■ **TASK DESCRIPTION**: Find the string "content" in the entries and copy each line that has it.

[Data entries for graphics]
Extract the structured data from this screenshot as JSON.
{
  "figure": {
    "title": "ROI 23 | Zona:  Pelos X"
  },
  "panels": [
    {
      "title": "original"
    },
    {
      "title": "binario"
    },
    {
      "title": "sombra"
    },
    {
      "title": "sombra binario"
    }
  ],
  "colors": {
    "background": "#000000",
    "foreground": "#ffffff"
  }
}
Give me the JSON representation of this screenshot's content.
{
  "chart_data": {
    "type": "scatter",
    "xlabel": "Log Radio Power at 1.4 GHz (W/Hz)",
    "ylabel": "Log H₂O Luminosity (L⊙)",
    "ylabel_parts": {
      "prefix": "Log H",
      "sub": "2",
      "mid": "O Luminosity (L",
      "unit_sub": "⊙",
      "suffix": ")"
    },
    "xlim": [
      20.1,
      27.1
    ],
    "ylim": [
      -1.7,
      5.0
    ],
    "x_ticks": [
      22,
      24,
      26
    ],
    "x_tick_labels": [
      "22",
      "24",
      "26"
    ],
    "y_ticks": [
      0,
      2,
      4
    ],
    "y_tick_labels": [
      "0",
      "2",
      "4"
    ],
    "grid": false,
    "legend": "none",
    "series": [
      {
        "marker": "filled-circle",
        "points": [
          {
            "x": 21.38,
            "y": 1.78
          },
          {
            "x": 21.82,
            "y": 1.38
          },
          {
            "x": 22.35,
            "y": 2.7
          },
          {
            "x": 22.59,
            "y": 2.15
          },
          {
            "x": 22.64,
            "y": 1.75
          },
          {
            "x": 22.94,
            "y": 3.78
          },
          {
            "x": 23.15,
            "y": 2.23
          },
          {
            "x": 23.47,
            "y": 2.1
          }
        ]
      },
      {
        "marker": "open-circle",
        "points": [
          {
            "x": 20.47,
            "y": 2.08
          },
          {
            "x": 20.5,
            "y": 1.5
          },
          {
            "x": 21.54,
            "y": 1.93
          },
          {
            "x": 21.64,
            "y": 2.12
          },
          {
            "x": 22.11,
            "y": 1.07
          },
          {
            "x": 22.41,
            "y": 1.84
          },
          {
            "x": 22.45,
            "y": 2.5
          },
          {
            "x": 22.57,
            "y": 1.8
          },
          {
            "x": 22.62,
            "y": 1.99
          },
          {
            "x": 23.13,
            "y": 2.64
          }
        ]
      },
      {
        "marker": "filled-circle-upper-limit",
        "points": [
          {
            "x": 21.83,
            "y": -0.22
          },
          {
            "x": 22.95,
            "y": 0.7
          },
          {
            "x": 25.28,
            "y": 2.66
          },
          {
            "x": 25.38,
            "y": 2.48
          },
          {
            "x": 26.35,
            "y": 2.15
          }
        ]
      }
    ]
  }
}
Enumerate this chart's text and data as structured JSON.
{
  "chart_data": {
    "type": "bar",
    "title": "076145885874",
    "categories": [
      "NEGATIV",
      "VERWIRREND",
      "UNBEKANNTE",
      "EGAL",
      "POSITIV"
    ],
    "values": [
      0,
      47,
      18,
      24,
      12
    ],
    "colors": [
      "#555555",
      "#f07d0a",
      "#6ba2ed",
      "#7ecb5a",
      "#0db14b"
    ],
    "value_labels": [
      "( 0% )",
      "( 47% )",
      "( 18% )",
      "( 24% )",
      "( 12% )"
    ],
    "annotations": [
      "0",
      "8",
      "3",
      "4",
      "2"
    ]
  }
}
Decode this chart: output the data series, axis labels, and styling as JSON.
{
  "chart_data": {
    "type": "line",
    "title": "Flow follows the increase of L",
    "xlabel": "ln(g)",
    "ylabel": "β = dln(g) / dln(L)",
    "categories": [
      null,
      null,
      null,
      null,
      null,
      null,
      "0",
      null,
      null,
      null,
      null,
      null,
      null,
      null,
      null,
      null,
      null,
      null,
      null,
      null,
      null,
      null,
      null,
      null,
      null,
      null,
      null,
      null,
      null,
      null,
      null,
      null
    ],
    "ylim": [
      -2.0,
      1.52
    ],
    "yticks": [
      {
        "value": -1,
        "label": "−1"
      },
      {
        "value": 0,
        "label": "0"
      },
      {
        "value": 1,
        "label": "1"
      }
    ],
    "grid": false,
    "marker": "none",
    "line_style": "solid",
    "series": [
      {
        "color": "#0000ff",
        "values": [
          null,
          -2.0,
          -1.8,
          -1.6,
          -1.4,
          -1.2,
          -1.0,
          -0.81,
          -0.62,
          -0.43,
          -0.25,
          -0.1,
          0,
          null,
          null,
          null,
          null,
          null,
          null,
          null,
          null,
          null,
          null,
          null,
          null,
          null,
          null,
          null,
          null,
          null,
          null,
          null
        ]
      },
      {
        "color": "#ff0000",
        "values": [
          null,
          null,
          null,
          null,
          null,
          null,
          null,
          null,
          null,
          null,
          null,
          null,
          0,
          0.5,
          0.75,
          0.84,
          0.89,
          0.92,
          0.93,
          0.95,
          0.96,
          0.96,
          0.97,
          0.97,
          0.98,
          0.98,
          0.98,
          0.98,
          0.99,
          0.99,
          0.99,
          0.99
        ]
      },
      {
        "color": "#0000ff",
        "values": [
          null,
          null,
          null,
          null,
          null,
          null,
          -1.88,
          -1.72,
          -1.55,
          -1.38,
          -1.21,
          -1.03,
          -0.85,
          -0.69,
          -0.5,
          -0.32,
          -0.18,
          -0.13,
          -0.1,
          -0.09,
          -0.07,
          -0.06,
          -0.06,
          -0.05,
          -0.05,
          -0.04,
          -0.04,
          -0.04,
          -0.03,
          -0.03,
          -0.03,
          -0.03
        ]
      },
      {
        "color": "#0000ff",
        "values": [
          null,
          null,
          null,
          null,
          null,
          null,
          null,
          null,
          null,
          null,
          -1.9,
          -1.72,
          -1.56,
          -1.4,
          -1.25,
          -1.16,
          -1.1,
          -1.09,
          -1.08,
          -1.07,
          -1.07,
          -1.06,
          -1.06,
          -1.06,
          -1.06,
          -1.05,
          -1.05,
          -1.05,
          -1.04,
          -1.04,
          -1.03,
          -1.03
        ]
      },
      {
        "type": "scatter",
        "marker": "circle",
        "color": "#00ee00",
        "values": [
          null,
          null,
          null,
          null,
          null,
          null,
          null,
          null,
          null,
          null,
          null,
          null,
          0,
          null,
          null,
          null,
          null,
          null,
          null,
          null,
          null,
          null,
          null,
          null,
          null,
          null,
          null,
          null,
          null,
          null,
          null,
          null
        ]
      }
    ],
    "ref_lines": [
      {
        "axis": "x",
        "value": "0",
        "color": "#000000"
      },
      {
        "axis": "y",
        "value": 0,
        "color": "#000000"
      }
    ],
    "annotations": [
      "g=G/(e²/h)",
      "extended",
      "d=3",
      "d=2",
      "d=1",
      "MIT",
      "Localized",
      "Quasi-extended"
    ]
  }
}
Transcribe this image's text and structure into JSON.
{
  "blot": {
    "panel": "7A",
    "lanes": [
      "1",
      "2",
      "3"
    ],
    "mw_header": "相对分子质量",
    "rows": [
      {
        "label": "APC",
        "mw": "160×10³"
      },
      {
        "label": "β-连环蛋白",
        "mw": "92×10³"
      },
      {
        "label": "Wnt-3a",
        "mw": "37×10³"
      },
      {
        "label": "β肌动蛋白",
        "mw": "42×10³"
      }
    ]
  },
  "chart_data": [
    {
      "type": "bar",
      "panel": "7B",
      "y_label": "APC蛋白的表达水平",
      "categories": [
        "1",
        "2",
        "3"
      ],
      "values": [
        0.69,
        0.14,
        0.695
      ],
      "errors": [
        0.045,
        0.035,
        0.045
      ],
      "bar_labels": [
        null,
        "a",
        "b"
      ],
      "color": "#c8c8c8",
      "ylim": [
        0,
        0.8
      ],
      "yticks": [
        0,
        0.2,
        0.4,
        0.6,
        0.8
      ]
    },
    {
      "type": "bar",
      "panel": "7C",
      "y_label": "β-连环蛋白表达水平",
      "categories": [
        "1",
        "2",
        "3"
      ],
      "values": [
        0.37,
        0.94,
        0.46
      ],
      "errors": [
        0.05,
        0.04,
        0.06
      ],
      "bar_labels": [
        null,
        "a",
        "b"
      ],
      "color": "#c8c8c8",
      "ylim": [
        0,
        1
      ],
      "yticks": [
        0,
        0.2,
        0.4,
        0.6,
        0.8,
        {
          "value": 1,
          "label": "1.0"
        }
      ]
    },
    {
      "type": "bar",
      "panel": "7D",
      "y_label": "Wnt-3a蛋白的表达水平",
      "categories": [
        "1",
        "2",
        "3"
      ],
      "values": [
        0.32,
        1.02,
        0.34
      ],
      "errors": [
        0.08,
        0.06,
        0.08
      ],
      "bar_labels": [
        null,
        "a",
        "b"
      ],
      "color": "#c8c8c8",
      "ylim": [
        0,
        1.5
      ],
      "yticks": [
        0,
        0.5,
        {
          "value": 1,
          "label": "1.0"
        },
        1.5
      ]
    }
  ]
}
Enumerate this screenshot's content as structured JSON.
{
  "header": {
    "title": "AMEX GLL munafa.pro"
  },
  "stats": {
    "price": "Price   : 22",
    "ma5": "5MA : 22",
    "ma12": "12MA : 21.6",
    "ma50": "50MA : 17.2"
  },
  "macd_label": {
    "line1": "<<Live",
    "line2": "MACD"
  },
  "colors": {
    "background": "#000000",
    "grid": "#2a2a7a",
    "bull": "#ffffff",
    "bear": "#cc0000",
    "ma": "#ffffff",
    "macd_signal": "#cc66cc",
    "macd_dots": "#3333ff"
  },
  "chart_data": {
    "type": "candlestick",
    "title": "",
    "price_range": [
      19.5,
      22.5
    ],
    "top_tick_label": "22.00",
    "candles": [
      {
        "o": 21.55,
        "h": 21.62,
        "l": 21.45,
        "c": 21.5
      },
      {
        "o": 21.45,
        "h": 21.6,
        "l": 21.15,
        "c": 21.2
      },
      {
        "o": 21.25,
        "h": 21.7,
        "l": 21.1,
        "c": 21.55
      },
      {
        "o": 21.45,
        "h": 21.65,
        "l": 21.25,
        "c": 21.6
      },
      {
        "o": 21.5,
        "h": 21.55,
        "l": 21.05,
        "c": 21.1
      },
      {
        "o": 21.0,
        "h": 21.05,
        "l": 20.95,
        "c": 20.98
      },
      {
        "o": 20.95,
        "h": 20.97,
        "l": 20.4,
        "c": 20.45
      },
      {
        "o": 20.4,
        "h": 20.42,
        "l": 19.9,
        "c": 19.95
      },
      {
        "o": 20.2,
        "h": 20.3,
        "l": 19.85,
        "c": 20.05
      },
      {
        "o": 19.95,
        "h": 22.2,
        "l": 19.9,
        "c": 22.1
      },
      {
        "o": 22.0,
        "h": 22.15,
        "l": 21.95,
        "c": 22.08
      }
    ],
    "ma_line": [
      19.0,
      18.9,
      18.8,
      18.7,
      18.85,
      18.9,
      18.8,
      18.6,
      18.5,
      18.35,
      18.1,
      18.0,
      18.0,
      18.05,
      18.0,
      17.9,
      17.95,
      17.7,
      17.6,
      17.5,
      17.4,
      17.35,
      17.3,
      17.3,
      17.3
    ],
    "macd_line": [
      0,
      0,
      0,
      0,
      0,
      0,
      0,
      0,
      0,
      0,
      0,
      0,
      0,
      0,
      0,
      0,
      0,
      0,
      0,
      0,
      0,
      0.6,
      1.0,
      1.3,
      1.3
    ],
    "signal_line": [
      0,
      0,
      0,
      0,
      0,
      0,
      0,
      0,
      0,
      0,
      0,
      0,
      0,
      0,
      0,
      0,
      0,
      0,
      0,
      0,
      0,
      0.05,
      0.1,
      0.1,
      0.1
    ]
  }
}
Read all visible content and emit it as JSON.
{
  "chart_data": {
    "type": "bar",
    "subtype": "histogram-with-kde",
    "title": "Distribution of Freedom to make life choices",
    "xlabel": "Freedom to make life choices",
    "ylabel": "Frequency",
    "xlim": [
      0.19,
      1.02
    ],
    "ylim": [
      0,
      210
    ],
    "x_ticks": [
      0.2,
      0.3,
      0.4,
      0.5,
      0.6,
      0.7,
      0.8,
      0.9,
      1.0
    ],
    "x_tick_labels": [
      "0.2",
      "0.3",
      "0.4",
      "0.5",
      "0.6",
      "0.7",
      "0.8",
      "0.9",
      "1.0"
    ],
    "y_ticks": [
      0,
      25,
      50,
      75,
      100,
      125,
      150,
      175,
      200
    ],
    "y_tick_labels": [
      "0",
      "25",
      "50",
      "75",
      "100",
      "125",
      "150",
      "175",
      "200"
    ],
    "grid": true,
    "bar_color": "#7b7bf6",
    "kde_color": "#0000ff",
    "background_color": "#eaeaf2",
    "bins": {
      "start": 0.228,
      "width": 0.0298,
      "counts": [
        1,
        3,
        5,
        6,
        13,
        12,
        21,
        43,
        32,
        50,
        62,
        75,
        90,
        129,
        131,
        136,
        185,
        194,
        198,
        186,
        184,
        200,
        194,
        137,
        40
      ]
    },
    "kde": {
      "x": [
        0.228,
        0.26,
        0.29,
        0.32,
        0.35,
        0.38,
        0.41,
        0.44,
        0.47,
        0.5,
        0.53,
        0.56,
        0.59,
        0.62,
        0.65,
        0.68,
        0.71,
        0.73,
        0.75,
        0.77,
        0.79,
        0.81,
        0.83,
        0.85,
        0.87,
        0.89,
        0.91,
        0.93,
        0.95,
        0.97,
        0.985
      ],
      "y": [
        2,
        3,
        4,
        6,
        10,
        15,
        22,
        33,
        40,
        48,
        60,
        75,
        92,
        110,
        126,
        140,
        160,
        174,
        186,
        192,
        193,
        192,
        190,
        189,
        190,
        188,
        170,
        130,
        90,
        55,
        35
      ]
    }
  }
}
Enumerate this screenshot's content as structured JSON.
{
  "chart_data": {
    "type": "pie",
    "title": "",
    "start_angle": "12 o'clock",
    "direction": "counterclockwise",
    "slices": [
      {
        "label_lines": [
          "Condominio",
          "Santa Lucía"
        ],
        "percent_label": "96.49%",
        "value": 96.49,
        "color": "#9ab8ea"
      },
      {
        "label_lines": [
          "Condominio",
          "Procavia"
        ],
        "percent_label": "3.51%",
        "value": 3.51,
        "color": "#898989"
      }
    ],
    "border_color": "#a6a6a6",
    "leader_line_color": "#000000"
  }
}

■ **FINAL ANSWER**:
Give me the JSON representation of this screenshot's content.
Enumerate this screenshot's content as structured JSON.
Read all visible content and emit it as JSON.
Enumerate this screenshot's content as structured JSON.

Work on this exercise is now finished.